*Dataset records:*
--------

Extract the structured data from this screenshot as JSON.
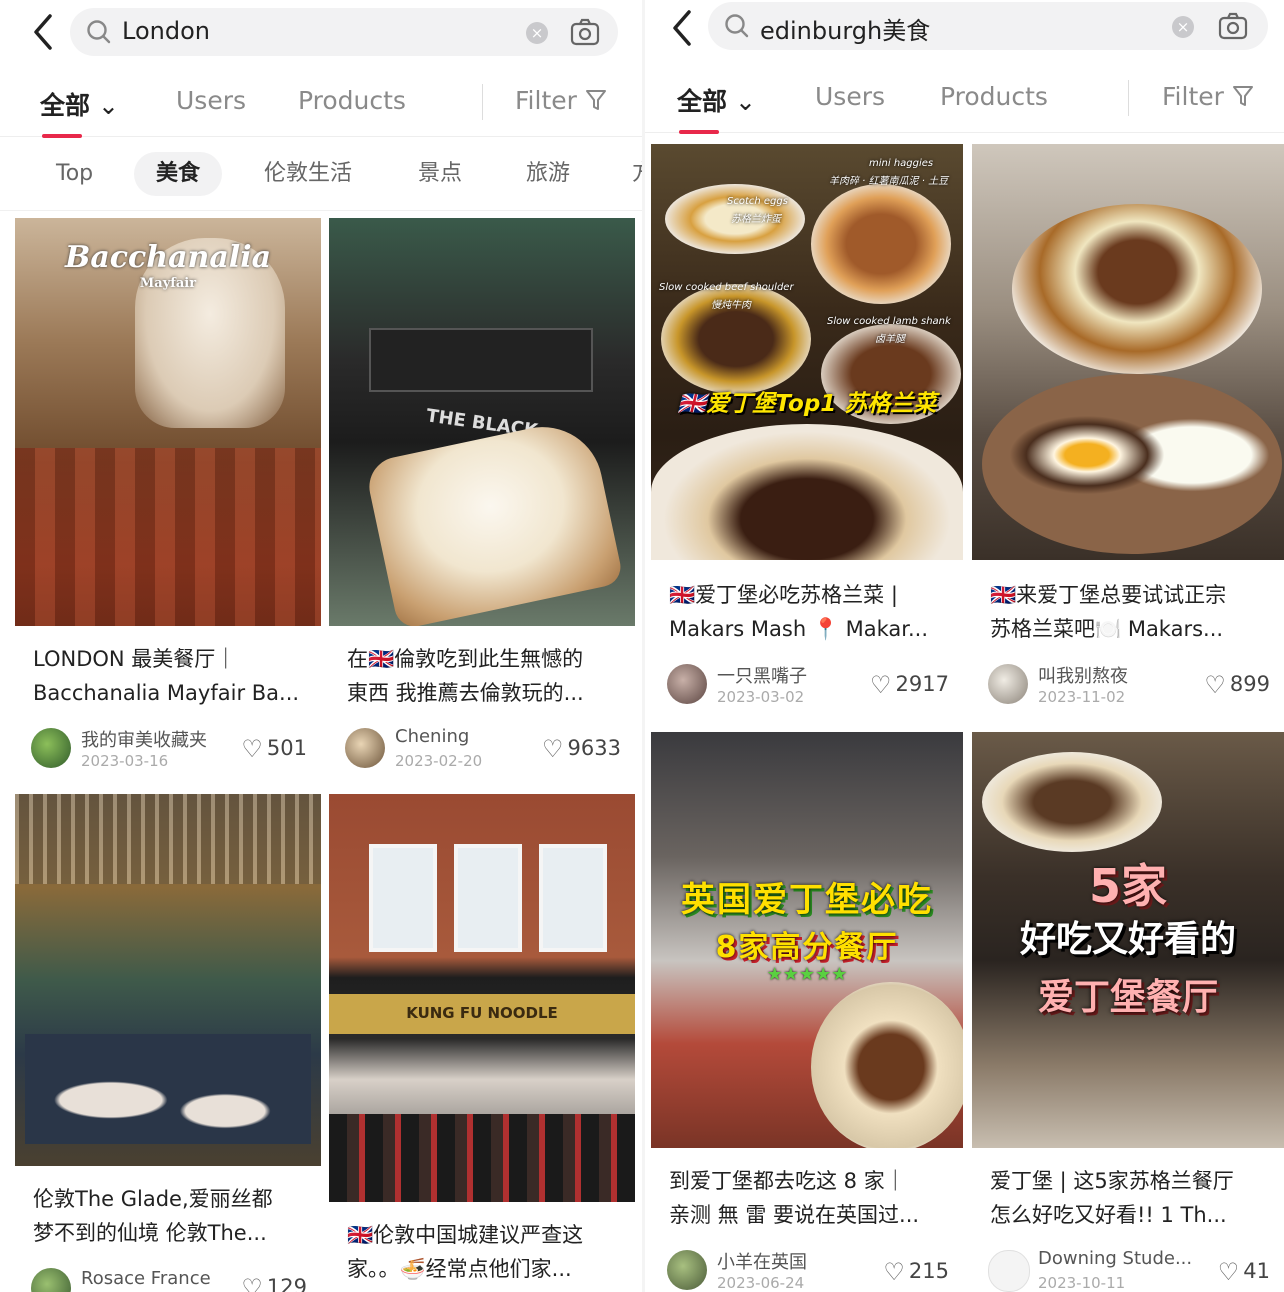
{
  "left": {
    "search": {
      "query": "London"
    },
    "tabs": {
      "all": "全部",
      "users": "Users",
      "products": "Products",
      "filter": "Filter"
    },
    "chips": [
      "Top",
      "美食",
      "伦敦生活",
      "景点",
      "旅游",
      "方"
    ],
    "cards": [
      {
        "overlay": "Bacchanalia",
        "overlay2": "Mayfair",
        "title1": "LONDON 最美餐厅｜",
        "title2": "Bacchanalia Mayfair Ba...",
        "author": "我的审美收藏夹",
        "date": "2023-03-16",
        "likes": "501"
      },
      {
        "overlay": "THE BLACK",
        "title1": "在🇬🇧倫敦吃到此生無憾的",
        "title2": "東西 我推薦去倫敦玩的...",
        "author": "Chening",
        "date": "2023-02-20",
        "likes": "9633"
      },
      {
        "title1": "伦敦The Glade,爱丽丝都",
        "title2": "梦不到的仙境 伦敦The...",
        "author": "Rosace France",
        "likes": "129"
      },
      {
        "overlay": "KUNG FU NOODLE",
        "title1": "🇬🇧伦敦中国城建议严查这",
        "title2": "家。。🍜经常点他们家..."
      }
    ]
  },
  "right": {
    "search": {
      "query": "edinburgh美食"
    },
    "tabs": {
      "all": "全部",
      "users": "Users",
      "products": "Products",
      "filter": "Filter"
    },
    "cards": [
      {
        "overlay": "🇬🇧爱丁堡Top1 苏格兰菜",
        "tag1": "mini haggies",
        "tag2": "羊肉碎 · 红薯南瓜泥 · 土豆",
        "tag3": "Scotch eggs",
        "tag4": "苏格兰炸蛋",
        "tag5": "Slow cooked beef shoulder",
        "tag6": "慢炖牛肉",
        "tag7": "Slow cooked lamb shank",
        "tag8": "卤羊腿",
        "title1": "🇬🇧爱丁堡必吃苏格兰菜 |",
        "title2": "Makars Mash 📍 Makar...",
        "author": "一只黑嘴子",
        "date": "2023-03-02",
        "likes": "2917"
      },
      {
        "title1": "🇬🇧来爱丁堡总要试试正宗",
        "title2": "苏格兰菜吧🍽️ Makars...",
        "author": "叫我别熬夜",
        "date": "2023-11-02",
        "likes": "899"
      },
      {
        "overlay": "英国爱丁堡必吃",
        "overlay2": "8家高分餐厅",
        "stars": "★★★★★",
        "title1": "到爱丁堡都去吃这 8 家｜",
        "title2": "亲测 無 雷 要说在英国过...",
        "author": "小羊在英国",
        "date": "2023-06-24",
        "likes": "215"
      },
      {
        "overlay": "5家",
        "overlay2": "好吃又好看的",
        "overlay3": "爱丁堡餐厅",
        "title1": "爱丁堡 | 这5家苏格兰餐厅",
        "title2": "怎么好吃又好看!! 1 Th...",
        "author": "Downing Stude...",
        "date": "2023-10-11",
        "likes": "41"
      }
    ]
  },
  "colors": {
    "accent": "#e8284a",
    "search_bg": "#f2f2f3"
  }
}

--------

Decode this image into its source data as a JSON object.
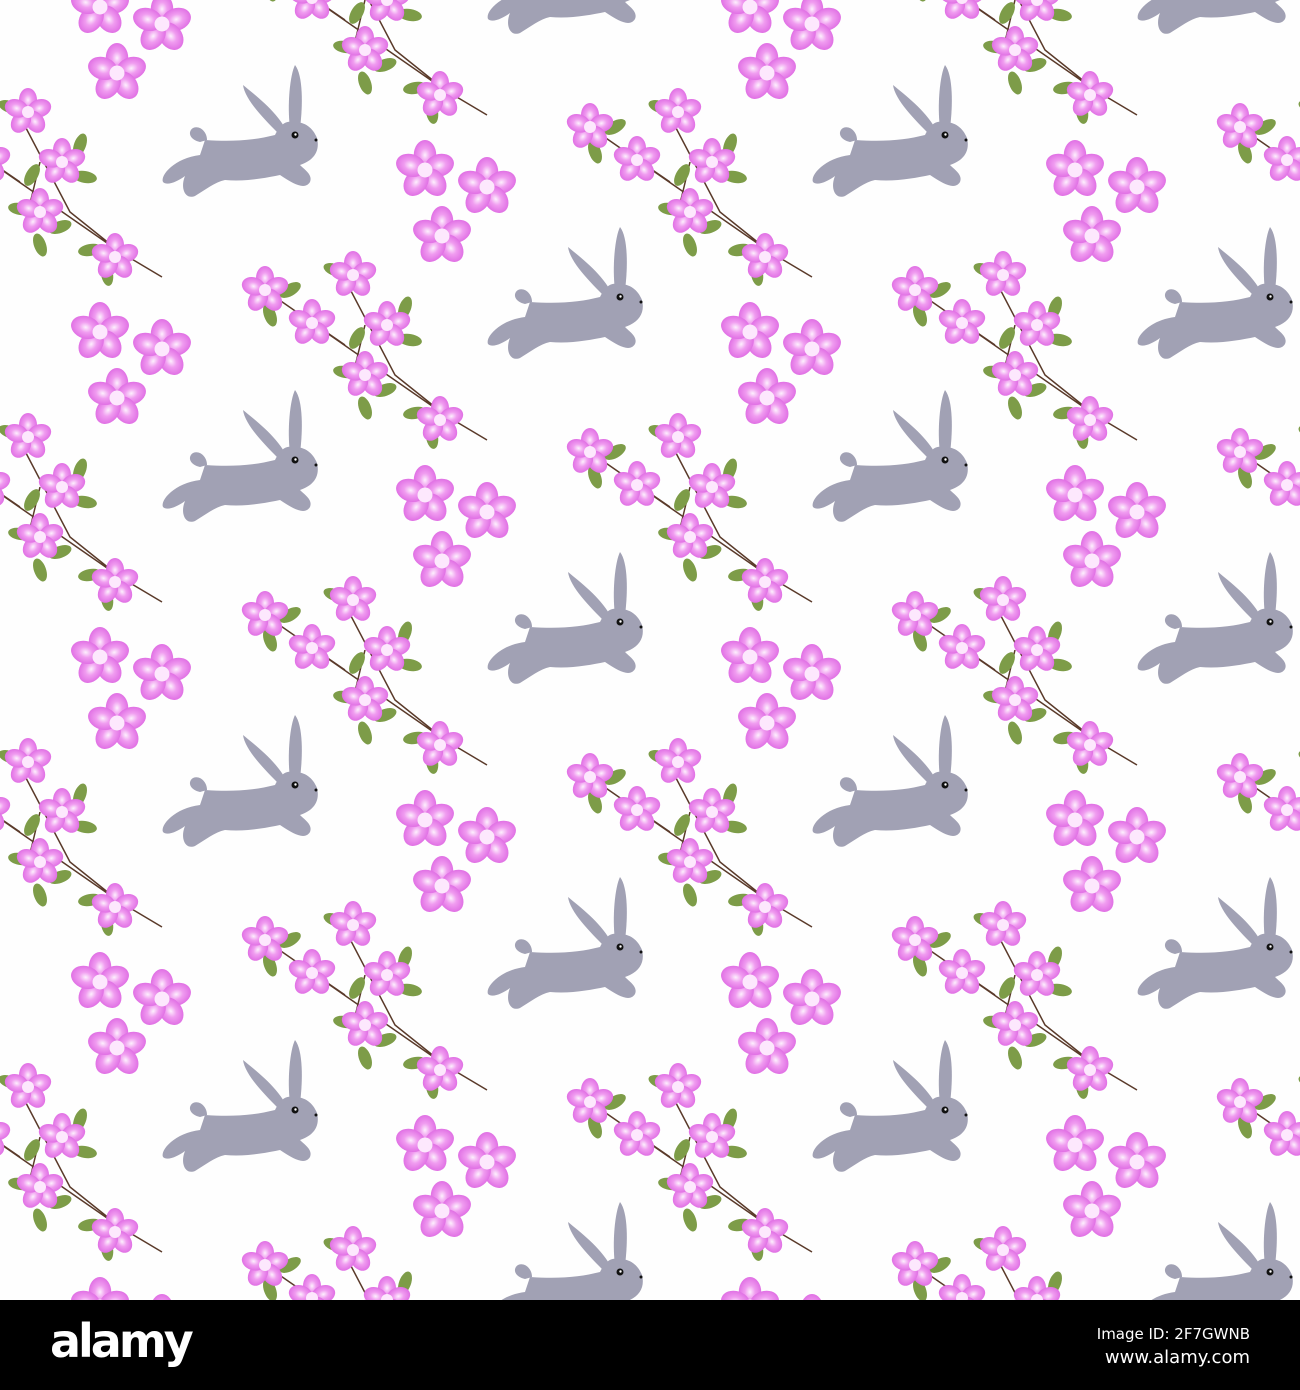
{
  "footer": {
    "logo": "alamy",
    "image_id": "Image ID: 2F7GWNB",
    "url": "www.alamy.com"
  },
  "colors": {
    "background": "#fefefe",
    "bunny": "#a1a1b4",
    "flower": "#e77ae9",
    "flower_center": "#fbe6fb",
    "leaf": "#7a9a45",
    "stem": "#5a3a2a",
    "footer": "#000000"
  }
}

--------

*Do this:* Reproduce each line from the records that contains the word "likes".

*Expected answer:*
        "likes": "501"
        "likes": "9633"
        "likes": "129"
        "likes": "2917"
        "likes": "899"
        "likes": "215"
        "likes": "41"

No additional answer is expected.